[Given instruction]
Return all lines from the listing below in which the string "product" occurs.

Stored items
"""
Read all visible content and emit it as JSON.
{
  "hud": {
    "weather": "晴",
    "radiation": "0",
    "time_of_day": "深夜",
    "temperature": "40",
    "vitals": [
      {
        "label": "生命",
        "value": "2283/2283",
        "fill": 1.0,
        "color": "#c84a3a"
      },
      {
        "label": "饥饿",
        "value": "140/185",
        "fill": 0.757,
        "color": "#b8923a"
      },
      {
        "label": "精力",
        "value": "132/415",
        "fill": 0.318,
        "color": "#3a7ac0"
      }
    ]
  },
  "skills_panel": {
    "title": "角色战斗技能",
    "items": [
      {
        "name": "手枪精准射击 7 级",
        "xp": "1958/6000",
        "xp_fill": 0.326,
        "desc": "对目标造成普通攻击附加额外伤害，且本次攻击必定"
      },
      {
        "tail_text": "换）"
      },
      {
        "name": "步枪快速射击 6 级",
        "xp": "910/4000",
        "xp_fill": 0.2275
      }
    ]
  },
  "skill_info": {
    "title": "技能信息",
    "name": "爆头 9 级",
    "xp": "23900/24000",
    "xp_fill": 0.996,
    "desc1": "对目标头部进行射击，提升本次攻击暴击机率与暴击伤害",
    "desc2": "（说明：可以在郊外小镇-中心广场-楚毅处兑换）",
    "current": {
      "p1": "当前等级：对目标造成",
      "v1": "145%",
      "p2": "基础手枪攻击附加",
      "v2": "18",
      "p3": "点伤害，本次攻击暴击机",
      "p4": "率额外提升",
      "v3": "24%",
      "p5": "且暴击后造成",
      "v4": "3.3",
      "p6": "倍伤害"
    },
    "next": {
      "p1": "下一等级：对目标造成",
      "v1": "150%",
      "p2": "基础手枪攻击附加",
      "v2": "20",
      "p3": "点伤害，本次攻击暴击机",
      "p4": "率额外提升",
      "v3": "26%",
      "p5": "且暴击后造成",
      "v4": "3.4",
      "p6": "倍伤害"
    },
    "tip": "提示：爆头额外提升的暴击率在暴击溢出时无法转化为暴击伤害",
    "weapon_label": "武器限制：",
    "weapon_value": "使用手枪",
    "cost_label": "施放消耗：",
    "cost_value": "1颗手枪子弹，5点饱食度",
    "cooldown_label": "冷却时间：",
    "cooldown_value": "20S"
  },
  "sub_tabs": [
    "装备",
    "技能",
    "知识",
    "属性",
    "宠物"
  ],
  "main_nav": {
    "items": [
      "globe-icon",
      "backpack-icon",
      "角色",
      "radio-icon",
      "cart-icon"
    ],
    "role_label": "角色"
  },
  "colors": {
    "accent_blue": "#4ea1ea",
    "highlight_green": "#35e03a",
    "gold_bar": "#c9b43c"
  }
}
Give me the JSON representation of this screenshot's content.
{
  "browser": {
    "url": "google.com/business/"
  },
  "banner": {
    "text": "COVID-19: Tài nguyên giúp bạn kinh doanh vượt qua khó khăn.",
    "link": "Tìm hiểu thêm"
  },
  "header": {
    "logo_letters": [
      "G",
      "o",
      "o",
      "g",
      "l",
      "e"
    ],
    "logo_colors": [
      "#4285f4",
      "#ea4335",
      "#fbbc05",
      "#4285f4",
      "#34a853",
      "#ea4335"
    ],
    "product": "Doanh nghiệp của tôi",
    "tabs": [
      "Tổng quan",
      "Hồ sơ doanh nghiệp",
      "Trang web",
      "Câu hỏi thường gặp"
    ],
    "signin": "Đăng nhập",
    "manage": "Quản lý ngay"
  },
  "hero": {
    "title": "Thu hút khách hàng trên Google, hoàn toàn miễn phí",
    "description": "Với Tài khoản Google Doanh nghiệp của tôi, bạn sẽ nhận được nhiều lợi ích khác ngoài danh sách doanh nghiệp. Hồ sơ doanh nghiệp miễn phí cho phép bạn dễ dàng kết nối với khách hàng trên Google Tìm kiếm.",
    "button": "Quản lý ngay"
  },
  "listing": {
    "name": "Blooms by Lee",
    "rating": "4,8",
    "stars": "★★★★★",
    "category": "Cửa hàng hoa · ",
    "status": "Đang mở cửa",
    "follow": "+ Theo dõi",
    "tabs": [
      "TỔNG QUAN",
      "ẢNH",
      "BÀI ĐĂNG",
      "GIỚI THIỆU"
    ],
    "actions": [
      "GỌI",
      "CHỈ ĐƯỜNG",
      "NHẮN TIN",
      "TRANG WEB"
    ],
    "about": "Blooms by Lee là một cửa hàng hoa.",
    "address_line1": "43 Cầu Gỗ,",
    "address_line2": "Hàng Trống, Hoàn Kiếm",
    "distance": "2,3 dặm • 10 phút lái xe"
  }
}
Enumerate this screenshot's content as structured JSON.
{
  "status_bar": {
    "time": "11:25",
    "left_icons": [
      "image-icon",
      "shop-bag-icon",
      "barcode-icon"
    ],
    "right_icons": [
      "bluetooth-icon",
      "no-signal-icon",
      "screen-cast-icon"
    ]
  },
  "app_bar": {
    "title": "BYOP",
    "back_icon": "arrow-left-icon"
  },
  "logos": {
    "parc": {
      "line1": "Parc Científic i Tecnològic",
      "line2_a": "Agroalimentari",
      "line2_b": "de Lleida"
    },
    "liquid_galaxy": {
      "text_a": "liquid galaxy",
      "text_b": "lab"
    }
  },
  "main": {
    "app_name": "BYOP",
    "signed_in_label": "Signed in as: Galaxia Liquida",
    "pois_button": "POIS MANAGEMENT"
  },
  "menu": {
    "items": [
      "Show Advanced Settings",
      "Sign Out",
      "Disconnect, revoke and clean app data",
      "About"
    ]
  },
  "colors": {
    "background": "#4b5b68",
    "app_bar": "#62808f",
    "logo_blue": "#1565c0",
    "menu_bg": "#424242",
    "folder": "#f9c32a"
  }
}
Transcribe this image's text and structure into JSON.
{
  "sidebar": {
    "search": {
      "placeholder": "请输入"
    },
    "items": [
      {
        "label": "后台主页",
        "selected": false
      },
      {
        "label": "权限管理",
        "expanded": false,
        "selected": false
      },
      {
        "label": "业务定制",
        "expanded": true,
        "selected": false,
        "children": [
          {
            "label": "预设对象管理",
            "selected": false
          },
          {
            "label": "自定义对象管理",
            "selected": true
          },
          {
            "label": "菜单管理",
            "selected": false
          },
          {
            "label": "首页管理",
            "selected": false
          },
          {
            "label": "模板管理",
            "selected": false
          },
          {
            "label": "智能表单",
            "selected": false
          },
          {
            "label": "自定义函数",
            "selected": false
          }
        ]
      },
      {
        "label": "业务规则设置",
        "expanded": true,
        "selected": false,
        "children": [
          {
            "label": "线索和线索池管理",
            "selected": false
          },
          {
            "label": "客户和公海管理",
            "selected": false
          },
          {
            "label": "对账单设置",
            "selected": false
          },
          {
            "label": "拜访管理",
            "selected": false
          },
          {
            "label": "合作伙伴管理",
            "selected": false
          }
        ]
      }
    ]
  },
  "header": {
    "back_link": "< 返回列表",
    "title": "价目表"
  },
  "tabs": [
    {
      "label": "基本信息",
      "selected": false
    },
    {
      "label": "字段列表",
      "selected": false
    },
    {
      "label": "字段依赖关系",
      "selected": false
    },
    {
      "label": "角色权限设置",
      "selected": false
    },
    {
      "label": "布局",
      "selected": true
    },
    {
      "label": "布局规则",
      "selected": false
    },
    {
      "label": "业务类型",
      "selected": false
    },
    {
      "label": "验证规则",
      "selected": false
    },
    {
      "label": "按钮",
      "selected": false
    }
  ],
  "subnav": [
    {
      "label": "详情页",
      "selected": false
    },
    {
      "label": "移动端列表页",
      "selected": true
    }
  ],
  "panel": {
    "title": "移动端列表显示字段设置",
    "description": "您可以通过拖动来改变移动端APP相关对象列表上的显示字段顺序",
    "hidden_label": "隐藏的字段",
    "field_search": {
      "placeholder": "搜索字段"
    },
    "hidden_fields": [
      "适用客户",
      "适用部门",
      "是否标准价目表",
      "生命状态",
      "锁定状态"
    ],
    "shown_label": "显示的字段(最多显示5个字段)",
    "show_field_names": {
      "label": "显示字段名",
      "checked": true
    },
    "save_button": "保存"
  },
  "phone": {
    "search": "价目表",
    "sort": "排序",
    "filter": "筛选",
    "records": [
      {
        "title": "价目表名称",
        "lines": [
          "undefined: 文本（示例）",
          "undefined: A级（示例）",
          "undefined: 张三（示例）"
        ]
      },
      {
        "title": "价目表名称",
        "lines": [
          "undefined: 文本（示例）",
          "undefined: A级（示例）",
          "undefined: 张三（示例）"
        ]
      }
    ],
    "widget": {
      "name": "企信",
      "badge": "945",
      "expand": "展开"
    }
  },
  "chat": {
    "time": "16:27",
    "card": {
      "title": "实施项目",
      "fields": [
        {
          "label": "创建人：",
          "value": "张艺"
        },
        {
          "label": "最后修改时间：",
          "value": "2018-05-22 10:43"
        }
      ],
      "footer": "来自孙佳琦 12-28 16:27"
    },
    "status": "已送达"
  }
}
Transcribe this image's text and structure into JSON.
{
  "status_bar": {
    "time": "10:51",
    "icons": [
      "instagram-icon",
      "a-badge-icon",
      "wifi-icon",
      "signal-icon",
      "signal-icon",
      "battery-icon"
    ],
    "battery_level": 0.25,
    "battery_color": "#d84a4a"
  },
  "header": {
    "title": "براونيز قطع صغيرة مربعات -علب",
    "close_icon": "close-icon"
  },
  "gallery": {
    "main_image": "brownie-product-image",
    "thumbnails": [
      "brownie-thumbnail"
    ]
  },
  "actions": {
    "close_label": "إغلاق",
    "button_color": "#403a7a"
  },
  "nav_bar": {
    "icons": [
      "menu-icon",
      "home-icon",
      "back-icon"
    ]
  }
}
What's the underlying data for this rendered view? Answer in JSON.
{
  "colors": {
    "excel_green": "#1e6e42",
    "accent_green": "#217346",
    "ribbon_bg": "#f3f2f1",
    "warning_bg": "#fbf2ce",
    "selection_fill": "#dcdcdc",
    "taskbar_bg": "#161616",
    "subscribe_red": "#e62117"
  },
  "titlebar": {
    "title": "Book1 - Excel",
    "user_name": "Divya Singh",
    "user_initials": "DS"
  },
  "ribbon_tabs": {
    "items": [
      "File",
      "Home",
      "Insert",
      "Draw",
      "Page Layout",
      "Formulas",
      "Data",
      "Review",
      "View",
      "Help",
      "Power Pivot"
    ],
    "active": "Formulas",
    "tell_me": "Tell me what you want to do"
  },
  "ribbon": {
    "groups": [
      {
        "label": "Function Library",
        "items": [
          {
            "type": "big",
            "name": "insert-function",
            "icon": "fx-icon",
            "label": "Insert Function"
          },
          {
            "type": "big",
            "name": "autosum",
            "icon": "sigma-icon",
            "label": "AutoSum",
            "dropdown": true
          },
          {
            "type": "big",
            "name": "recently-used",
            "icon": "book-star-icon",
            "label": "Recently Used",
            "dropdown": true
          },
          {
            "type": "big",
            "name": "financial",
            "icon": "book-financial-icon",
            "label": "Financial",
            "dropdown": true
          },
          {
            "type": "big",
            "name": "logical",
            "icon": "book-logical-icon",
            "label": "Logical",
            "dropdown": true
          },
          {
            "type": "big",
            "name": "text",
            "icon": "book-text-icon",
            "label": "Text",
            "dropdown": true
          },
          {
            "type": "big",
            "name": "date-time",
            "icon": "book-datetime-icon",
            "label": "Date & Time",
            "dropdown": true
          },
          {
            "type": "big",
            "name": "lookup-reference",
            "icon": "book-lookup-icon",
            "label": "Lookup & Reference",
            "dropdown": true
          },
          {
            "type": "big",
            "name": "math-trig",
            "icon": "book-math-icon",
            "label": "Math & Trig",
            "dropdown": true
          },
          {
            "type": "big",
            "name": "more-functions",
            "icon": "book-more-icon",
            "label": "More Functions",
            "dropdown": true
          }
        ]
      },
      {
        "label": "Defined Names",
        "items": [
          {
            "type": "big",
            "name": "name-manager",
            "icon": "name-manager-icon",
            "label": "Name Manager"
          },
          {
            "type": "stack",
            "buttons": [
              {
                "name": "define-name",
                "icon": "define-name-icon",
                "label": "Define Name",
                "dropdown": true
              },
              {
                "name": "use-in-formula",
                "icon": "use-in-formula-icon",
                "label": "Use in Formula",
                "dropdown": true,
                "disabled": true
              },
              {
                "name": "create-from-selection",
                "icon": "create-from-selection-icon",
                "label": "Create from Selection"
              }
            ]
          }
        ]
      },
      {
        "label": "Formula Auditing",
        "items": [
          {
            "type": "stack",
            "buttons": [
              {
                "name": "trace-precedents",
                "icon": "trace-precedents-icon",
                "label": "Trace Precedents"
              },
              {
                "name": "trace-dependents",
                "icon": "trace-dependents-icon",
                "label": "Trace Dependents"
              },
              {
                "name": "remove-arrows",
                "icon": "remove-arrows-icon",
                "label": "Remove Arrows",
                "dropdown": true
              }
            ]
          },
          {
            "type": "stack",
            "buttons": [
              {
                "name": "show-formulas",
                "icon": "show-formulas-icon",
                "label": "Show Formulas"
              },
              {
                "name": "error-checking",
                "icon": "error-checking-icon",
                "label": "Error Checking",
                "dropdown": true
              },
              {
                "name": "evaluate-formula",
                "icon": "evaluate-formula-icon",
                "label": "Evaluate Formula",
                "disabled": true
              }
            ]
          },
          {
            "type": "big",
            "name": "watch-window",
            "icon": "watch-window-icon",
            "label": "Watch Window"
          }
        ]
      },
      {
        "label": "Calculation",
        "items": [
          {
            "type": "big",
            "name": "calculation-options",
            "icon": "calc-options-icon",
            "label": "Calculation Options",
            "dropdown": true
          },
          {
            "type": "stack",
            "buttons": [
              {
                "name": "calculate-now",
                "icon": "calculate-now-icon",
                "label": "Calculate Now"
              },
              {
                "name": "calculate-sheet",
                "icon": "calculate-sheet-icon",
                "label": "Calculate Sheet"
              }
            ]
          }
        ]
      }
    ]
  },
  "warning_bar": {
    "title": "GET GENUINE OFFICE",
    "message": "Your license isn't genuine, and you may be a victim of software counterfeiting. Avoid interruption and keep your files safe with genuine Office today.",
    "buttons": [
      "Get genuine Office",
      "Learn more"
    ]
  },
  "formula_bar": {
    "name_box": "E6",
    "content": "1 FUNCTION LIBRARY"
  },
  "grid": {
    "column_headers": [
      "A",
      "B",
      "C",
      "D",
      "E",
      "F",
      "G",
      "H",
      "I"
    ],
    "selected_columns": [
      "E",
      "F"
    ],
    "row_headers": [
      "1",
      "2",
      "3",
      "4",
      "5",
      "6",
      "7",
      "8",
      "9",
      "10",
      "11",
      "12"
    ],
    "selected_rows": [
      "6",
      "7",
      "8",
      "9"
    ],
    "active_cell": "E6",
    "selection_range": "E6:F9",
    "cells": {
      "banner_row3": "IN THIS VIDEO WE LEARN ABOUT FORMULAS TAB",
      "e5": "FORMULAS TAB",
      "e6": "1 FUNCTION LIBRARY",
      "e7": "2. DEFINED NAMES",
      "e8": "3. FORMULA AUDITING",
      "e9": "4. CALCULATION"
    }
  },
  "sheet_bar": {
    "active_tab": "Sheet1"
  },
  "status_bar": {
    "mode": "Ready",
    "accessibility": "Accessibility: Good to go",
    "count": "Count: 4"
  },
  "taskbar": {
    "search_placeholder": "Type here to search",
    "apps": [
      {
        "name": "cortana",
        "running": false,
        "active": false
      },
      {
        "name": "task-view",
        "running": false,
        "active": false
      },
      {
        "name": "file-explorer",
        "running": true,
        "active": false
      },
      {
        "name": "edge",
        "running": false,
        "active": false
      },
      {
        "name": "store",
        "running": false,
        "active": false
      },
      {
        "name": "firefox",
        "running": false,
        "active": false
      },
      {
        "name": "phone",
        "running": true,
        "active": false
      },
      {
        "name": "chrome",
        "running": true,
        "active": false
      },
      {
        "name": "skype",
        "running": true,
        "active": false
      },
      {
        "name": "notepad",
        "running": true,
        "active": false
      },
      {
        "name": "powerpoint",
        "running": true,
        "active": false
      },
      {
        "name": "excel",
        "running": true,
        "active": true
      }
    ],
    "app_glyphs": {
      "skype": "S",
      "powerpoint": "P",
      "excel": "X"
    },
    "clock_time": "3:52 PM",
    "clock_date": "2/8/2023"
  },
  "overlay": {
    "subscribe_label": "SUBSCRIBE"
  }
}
"""
[Finished task]
    "product": "Doanh nghiệp của tôi",
    "main_image": "brownie-product-image",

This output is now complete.